EXERCISE PASSAGE START

The problem lies in finding a clinically valid up-to-date and informed source, which sets out your options in terms you can understand, whether it be allopathic or complementary, amongst the forest of trivia, misinformation and salesmanship proliferating online and in print. Once armed with this information you can keep your doctors honest, ascertain areas of ignorance and ask them the hard questions you need answered to make the decisions you feel are right for you. If they feel challenged by this rather than welcoming your involvement, consider looking for another doctor. There is only one source that does this of which I am aware. It is the Protocols for the Cure & Prevention of Chronic Disease, an invaluable 800-page tome put out by the Life Extension Foundation and covering over 170 conditions. You can buy the book or better still access it free online and download whatever you need simply by going to www.lef.org.

Development Turbo-charged
Covering Bali as I have in such idiosyncratic fashion for the first ten years of the millennium has been a trip all on its own anyway. Visiting in the 1970s and finally building a house here in 1990 allowed me to catch the last echoes of the foreigner’s dream of Bali. A potent illusion that gained currency in the 1920s that had died by the mid-1980s with the advent of serious mass tourism. Looking back, the 90’s was a sleepy interlude in which not much appeared to change but everything in fact had, with three decades of New Order overlordship finally consigned to the dustbin. By 2000 development went into high gear. Group travel may have peaked but villa development, gorgeous and hideous, have spread like a rash over Southern Bali. Locals and expats expatiating as much as they like on spiritual, cultural and sustainable tourism along with the principles of Tri Hita Karana, coming up with all manner of wondrous development master plans, as indeed they have since the 1970s (and see where that’s got us) and which, based on results, signifies absolutely nothing except a free pass to overdevelop and befoul South Central Bali. Clearly, until such time as regulations long in place are taken seriously and enforced, coupled with some overdue remedial action, the problems of over development can only get a lot worse.

EXERCISE PASSAGE END
SUPPLIED RECORDS START

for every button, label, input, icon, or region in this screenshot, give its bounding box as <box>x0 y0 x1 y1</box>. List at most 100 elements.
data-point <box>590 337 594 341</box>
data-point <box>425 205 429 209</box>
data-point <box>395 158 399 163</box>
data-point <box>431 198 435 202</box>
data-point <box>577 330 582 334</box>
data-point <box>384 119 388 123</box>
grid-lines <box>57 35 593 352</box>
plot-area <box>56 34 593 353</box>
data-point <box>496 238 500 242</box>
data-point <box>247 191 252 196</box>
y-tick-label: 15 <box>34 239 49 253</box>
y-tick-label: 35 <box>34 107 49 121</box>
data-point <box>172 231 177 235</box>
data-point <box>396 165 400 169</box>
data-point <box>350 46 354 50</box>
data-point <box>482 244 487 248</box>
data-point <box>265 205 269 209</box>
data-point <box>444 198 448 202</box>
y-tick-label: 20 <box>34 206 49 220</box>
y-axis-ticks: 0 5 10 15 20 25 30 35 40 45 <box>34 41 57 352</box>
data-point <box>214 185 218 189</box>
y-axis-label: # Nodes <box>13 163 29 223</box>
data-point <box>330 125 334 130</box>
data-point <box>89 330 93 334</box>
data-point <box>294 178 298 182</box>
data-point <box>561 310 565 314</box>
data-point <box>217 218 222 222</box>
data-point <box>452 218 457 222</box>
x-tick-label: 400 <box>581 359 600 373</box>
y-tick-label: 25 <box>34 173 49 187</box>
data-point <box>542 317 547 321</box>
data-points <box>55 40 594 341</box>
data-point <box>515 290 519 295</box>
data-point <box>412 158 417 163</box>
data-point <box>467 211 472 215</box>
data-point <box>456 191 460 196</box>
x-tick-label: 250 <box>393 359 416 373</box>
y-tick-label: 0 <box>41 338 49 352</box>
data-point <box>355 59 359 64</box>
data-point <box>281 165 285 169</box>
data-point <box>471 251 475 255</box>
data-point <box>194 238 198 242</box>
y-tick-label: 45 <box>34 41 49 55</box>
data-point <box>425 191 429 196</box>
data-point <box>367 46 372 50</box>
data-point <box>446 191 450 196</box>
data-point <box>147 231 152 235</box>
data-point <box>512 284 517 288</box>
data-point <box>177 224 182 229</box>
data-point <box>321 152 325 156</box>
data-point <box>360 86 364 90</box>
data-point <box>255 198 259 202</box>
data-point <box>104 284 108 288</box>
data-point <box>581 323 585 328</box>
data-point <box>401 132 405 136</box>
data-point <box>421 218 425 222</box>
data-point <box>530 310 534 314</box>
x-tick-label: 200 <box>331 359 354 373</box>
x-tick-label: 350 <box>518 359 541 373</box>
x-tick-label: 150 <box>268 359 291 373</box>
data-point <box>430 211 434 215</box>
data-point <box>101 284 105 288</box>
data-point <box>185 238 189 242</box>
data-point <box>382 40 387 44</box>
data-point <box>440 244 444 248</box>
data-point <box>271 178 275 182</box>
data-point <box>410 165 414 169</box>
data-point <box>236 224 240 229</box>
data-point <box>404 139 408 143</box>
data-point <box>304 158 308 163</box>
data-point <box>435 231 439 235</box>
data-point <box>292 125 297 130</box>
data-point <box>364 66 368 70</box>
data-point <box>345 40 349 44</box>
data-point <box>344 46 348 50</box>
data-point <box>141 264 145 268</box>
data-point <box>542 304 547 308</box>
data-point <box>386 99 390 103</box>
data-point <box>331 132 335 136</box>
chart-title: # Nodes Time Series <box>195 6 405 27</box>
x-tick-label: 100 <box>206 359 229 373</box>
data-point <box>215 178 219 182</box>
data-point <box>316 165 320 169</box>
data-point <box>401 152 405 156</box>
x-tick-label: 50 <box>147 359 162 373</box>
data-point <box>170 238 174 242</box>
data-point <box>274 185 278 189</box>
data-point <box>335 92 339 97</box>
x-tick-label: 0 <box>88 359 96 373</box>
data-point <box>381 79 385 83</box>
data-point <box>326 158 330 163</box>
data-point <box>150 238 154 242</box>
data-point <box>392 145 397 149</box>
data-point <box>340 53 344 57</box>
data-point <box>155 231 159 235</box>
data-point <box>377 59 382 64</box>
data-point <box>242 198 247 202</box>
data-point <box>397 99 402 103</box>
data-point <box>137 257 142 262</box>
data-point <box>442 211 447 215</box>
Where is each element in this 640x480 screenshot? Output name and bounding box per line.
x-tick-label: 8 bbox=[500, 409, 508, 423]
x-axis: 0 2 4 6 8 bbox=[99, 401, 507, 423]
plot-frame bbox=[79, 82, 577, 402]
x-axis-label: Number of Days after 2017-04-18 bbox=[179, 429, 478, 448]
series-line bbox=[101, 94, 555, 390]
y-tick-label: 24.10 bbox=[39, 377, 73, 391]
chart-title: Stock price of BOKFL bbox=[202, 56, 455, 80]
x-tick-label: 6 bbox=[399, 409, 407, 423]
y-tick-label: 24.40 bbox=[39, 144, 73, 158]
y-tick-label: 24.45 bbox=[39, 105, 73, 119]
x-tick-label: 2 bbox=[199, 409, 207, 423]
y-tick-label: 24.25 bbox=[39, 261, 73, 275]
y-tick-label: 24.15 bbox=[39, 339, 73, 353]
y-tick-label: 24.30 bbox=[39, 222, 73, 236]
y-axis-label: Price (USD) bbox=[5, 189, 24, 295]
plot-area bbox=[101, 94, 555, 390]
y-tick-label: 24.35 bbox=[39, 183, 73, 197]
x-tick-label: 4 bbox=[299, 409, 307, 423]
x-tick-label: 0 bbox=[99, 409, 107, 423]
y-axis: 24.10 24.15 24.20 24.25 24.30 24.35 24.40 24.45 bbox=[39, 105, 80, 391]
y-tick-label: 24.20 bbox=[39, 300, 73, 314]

SUPPLIED RECORDS END

◆ QUESTIONS TO ANSWER
1. In the Bali passage, what brought the foreigner's dream of Bali to an end by the mid-1980s? Answer in one to three sentences.
2. Please continue the Bali passage, picking up after its final sentence.

◆ RESPONSES
1. The advent of serious mass tourism ended it. The dream was a potent illusion that had gained currency in the 1920s.

2.
Hopes & Fears
Change is coming, that much is certain. Not before time, overpasses are scheduled to combat notorious traffic bottlenecks, the North of Bali is also to be opened up, new roads and new international airport there appear a certainty. This writer remains optimistic that Bali can surmount its infrastructural and environmental problems and has a bright if not stellar future if it can only muster the will to do so. Bali is much more than a package holiday destination. Foreigners coming to stay for longer periods of time and building homes here, properly regulated, are a valuable resource to be encouraged. Through its many positive qualities Bali has become an international design hotspot for large numbers of creative people from all over the world, for all kinds of products and has become an international shop window for Indonesia. Overseas buyers find it a pleasure, not a chore to come here on business. It remains agriculturally viable and the virtues of Tri Hata Karana are by no means incompatible with any of the above. Village life, culture and religious observation remain essentially vibrant and strong.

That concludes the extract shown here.